Data excerpts:
------------------------------------
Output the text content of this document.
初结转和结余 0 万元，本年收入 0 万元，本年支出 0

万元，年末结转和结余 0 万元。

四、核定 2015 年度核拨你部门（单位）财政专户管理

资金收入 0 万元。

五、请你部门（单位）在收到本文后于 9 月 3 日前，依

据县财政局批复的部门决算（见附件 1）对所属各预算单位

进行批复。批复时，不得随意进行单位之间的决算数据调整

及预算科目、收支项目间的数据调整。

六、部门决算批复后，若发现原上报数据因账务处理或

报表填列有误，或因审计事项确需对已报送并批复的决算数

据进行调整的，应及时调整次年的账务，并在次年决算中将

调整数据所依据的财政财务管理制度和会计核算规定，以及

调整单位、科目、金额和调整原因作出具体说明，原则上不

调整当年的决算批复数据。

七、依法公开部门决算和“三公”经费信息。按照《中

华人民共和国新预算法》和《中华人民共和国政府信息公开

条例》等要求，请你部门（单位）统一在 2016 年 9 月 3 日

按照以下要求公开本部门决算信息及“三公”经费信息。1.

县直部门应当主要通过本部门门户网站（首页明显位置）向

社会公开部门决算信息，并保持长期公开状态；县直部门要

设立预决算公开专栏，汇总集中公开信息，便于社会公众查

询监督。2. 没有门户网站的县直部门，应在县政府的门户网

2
------------------------------------
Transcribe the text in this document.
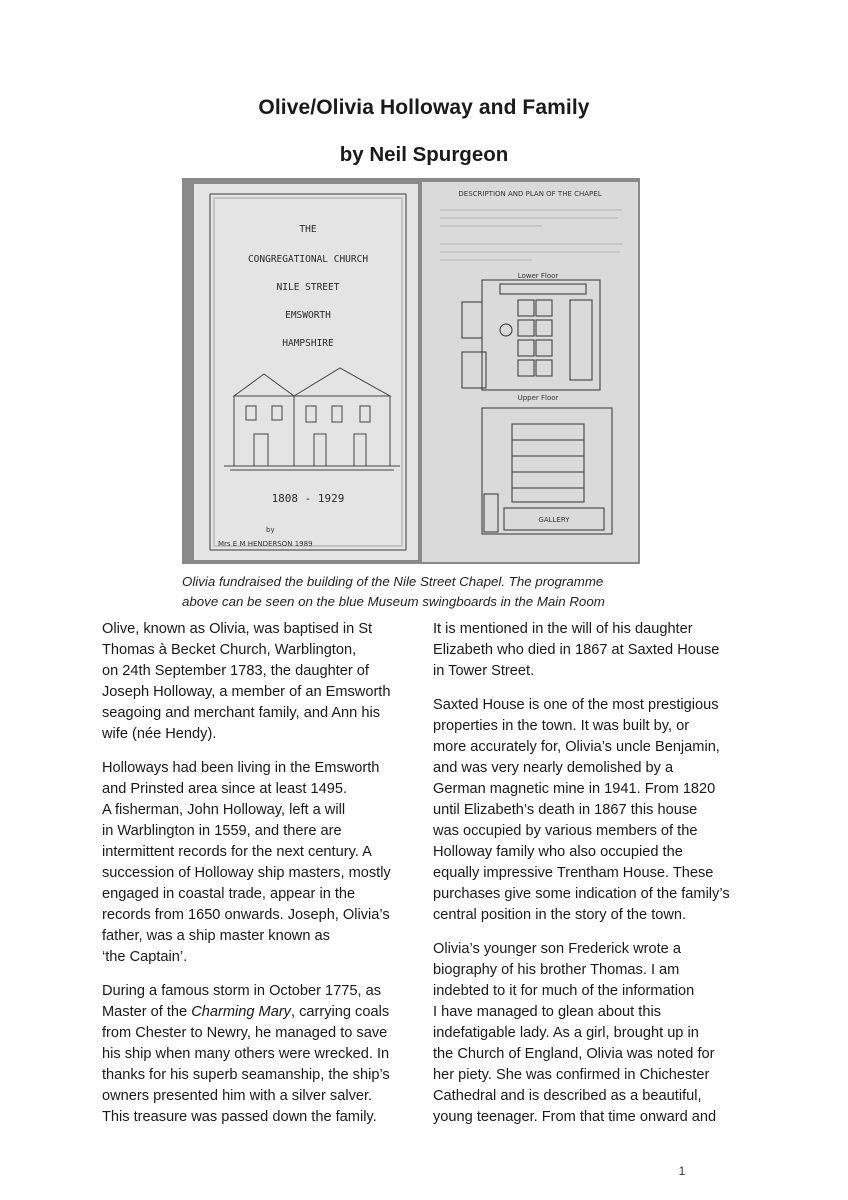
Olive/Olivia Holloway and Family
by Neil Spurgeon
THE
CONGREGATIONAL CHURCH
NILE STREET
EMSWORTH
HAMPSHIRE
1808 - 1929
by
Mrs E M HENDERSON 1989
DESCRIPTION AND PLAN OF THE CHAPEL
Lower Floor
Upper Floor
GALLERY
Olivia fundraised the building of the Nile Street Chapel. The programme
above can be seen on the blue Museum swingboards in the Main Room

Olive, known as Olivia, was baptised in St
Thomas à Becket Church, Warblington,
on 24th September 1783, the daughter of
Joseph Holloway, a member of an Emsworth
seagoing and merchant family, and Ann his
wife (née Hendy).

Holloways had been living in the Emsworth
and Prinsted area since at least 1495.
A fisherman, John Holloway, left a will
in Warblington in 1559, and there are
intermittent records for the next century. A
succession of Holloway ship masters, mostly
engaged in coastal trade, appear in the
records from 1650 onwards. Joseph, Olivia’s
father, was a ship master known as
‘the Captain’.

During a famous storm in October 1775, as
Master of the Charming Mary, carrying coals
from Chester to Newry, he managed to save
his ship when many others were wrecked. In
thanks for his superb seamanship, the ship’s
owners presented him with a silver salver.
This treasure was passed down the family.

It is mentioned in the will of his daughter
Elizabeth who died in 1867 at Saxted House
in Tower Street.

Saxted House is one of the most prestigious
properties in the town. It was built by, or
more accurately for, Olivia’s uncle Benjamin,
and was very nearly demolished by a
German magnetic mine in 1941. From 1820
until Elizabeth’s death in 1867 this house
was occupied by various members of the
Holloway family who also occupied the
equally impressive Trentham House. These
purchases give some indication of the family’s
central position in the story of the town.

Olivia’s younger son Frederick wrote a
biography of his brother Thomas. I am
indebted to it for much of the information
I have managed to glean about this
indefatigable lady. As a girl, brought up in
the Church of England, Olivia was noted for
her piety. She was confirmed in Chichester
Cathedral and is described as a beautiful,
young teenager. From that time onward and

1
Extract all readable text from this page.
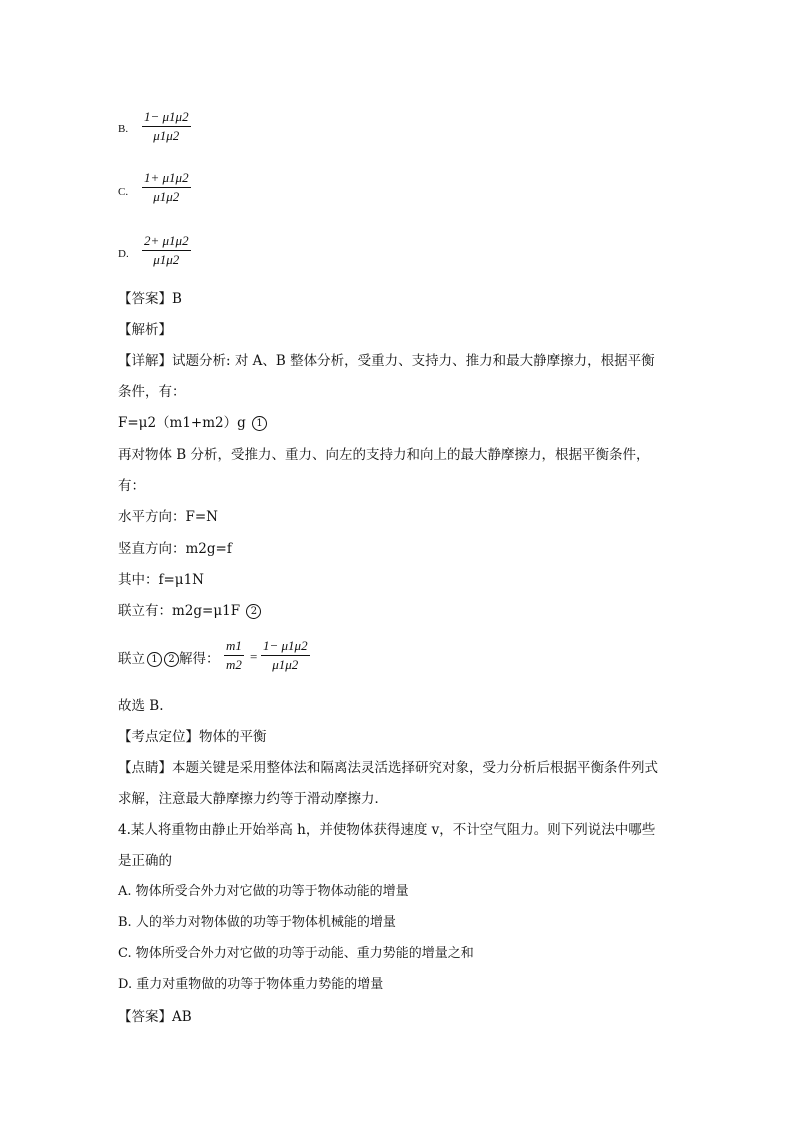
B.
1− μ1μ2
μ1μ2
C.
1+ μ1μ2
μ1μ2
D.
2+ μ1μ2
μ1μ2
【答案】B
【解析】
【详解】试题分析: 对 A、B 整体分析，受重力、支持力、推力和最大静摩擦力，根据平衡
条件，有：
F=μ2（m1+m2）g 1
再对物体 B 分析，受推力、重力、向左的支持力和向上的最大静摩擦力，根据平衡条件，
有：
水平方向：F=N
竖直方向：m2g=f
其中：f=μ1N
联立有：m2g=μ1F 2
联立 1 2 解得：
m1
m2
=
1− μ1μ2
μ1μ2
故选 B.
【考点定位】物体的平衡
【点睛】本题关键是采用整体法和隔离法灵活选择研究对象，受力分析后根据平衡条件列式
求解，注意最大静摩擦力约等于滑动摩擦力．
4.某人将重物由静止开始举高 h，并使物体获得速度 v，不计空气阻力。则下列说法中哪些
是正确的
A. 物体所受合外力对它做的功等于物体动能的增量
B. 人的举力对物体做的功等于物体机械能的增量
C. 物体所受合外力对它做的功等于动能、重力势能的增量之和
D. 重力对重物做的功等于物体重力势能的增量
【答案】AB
------------------------------------
Written exercise: Find and copy each line above that includes the string "ship".

Expected answer:
succession of Holloway ship masters, mostly
father, was a ship master known as
his ship when many others were wrecked. In
thanks for his superb seamanship, the ship’s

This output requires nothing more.